Task directions: Print the listing that follows, character for character.

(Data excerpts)
________________________________________

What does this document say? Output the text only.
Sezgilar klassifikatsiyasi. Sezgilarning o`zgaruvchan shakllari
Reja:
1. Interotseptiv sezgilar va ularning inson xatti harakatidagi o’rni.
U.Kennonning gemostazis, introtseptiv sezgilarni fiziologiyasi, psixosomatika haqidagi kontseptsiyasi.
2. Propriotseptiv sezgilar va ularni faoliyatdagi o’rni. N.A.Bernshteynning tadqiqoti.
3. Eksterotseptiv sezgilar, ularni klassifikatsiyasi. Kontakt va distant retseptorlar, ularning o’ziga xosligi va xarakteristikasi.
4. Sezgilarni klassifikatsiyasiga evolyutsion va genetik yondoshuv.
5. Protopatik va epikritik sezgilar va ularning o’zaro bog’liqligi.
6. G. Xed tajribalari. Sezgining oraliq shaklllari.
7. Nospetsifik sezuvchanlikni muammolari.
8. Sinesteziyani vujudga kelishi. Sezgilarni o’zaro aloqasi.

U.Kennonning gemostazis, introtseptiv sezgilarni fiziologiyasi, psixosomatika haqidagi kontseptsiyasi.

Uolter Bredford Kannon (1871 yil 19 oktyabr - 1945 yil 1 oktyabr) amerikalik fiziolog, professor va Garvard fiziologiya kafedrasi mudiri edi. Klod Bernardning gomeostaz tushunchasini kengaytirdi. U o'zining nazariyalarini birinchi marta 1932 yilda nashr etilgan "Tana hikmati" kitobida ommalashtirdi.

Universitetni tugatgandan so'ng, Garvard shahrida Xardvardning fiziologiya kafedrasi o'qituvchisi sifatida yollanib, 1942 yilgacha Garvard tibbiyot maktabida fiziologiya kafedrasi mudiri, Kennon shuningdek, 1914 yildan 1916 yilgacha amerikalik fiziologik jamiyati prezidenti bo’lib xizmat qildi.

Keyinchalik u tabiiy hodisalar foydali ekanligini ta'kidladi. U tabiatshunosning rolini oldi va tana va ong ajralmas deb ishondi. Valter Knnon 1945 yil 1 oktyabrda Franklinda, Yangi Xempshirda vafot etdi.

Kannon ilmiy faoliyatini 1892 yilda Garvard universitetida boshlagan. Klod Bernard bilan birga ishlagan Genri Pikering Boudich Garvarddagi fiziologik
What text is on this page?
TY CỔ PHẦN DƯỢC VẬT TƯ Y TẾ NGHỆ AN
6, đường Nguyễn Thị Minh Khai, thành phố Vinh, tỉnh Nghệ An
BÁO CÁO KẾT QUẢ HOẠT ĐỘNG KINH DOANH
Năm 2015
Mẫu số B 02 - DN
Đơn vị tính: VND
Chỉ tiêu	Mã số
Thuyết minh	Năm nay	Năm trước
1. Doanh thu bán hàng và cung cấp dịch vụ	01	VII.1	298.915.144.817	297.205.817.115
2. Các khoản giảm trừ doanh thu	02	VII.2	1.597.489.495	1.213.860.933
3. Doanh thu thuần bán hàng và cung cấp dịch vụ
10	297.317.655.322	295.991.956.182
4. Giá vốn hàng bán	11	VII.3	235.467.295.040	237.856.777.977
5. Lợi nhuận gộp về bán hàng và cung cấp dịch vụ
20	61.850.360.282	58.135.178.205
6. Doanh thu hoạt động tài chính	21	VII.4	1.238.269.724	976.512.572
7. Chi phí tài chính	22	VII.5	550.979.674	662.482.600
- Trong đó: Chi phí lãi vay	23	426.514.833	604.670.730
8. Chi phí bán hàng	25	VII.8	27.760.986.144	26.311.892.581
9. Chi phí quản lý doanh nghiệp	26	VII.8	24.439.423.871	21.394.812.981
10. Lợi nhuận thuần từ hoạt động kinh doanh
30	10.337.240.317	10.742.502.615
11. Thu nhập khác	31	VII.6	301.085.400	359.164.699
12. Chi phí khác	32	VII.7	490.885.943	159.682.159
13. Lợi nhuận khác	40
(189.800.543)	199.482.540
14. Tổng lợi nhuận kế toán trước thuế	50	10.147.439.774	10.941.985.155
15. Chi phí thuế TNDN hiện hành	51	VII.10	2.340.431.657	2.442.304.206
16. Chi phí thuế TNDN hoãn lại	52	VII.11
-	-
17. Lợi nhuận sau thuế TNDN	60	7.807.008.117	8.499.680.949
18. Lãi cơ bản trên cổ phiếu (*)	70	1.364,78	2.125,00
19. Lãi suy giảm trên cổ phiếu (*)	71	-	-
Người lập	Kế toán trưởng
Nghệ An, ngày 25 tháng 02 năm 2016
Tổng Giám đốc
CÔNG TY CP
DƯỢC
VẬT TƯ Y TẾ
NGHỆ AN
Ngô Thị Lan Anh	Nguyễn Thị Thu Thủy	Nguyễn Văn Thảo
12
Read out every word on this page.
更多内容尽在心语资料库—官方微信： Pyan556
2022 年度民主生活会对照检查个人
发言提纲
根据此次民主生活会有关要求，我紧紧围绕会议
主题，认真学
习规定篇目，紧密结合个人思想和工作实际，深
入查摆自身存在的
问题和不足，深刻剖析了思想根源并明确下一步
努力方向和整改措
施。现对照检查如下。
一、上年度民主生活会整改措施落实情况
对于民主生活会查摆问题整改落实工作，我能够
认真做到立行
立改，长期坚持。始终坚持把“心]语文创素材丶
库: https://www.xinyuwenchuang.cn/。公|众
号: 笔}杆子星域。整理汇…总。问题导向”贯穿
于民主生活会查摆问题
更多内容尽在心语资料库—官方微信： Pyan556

________________________________________

Answer to this problem:
What does this document say? Output the text only.
Sezgilar klassifikatsiyasi. Sezgilarning o`zgaruvchan shakllari
Reja:
1. Interotseptiv sezgilar va ularning inson xatti harakatidagi o’rni.
U.Kennonning gemostazis, introtseptiv sezgilarni fiziologiyasi, psixosomatika haqidagi kontseptsiyasi.
2. Propriotseptiv sezgilar va ularni faoliyatdagi o’rni. N.A.Bernshteynning tadqiqoti.
3. Eksterotseptiv sezgilar, ularni klassifikatsiyasi. Kontakt va distant retseptorlar, ularning o’ziga xosligi va xarakteristikasi.
4. Sezgilarni klassifikatsiyasiga evolyutsion va genetik yondoshuv.
5. Protopatik va epikritik sezgilar va ularning o’zaro bog’liqligi.
6. G. Xed tajribalari. Sezgining oraliq shaklllari.
7. Nospetsifik sezuvchanlikni muammolari.
8. Sinesteziyani vujudga kelishi. Sezgilarni o’zaro aloqasi.

U.Kennonning gemostazis, introtseptiv sezgilarni fiziologiyasi, psixosomatika haqidagi kontseptsiyasi.

Uolter Bredford Kannon (1871 yil 19 oktyabr - 1945 yil 1 oktyabr) amerikalik fiziolog, professor va Garvard fiziologiya kafedrasi mudiri edi. Klod Bernardning gomeostaz tushunchasini kengaytirdi. U o'zining nazariyalarini birinchi marta 1932 yilda nashr etilgan "Tana hikmati" kitobida ommalashtirdi.

Universitetni tugatgandan so'ng, Garvard shahrida Xardvardning fiziologiya kafedrasi o'qituvchisi sifatida yollanib, 1942 yilgacha Garvard tibbiyot maktabida fiziologiya kafedrasi mudiri, Kennon shuningdek, 1914 yildan 1916 yilgacha amerikalik fiziologik jamiyati prezidenti bo’lib xizmat qildi.

Keyinchalik u tabiiy hodisalar foydali ekanligini ta'kidladi. U tabiatshunosning rolini oldi va tana va ong ajralmas deb ishondi. Valter Knnon 1945 yil 1 oktyabrda Franklinda, Yangi Xempshirda vafot etdi.

Kannon ilmiy faoliyatini 1892 yilda Garvard universitetida boshlagan. Klod Bernard bilan birga ishlagan Genri Pikering Boudich Garvarddagi fiziologik
What text is on this page?
TY CỔ PHẦN DƯỢC VẬT TƯ Y TẾ NGHỆ AN
6, đường Nguyễn Thị Minh Khai, thành phố Vinh, tỉnh Nghệ An
BÁO CÁO KẾT QUẢ HOẠT ĐỘNG KINH DOANH
Năm 2015
Mẫu số B 02 - DN
Đơn vị tính: VND
Chỉ tiêu	Mã số
Thuyết minh	Năm nay	Năm trước
1. Doanh thu bán hàng và cung cấp dịch vụ	01	VII.1	298.915.144.817	297.205.817.115
2. Các khoản giảm trừ doanh thu	02	VII.2	1.597.489.495	1.213.860.933
3. Doanh thu thuần bán hàng và cung cấp dịch vụ
10	297.317.655.322	295.991.956.182
4. Giá vốn hàng bán	11	VII.3	235.467.295.040	237.856.777.977
5. Lợi nhuận gộp về bán hàng và cung cấp dịch vụ
20	61.850.360.282	58.135.178.205
6. Doanh thu hoạt động tài chính	21	VII.4	1.238.269.724	976.512.572
7. Chi phí tài chính	22	VII.5	550.979.674	662.482.600
- Trong đó: Chi phí lãi vay	23	426.514.833	604.670.730
8. Chi phí bán hàng	25	VII.8	27.760.986.144	26.311.892.581
9. Chi phí quản lý doanh nghiệp	26	VII.8	24.439.423.871	21.394.812.981
10. Lợi nhuận thuần từ hoạt động kinh doanh
30	10.337.240.317	10.742.502.615
11. Thu nhập khác	31	VII.6	301.085.400	359.164.699
12. Chi phí khác	32	VII.7	490.885.943	159.682.159
13. Lợi nhuận khác	40
(189.800.543)	199.482.540
14. Tổng lợi nhuận kế toán trước thuế	50	10.147.439.774	10.941.985.155
15. Chi phí thuế TNDN hiện hành	51	VII.10	2.340.431.657	2.442.304.206
16. Chi phí thuế TNDN hoãn lại	52	VII.11
-	-
17. Lợi nhuận sau thuế TNDN	60	7.807.008.117	8.499.680.949
18. Lãi cơ bản trên cổ phiếu (*)	70	1.364,78	2.125,00
19. Lãi suy giảm trên cổ phiếu (*)	71	-	-
Người lập	Kế toán trưởng
Nghệ An, ngày 25 tháng 02 năm 2016
Tổng Giám đốc
CÔNG TY CP
DƯỢC
VẬT TƯ Y TẾ
NGHỆ AN
Ngô Thị Lan Anh	Nguyễn Thị Thu Thủy	Nguyễn Văn Thảo
12
Read out every word on this page.
更多内容尽在心语资料库—官方微信： Pyan556
2022 年度民主生活会对照检查个人
发言提纲
根据此次民主生活会有关要求，我紧紧围绕会议
主题，认真学
习规定篇目，紧密结合个人思想和工作实际，深
入查摆自身存在的
问题和不足，深刻剖析了思想根源并明确下一步
努力方向和整改措
施。现对照检查如下。
一、上年度民主生活会整改措施落实情况
对于民主生活会查摆问题整改落实工作，我能够
认真做到立行
立改，长期坚持。始终坚持把“心]语文创素材丶
库: https://www.xinyuwenchuang.cn/。公|众
号: 笔}杆子星域。整理汇…总。问题导向”贯穿
于民主生活会查摆问题
更多内容尽在心语资料库—官方微信： Pyan556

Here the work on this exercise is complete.